**ROWS**

= = = = =

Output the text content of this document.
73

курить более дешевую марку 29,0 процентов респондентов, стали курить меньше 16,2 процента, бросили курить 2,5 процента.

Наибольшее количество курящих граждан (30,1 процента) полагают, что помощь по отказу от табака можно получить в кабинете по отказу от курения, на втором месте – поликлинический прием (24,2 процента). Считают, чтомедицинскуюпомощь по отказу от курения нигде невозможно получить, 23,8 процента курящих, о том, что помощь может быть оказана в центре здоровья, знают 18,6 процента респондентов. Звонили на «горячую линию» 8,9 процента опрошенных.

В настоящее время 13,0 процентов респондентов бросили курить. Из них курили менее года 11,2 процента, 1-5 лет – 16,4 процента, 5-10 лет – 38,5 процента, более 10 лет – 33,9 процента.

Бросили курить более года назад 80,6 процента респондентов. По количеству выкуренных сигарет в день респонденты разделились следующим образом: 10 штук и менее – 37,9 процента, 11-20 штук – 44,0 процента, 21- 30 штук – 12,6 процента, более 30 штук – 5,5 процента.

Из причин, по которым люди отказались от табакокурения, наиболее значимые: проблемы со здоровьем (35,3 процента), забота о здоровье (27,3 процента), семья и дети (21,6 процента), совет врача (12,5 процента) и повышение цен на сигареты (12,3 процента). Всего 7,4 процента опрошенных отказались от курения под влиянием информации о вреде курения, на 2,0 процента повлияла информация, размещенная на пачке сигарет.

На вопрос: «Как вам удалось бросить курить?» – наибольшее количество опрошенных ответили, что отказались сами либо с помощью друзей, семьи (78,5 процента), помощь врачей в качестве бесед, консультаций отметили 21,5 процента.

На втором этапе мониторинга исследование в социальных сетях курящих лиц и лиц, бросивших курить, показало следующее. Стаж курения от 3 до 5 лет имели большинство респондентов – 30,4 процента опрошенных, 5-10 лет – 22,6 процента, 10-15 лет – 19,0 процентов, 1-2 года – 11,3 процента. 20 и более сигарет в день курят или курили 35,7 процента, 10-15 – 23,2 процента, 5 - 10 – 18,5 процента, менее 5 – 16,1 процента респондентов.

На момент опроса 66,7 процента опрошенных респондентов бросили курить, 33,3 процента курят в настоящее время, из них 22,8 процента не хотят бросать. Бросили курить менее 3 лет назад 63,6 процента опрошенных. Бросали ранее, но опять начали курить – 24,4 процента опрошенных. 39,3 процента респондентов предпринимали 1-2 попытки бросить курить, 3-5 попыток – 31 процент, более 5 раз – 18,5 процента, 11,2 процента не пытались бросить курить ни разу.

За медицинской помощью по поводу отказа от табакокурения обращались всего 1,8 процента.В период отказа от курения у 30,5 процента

= = = = =

**WHAT THE TASK ASKS**
Find the lines above holding the word "процентов" and show them.

**OUTPUT BELOW**
курить более дешевую марку 29,0 процентов респондентов, стали курить меньше 16,2 процента, бросили курить 2,5 процента.
В настоящее время 13,0 процентов респондентов бросили курить. Из них курили менее года 11,2 процента, 1-5 лет – 16,4 процента, 5-10 лет – 38,5 процента, более 10 лет – 33,9 процента.
На втором этапе мониторинга исследование в социальных сетях курящих лиц и лиц, бросивших курить, показало следующее. Стаж курения от 3 до 5 лет имели большинство респондентов – 30,4 процента опрошенных, 5-10 лет – 22,6 процента, 10-15 лет – 19,0 процентов, 1-2 года – 11,3 процента. 20 и более сигарет в день курят или курили 35,7 процента, 10-15 – 23,2 процента, 5 - 10 – 18,5 процента, менее 5 – 16,1 процента респондентов.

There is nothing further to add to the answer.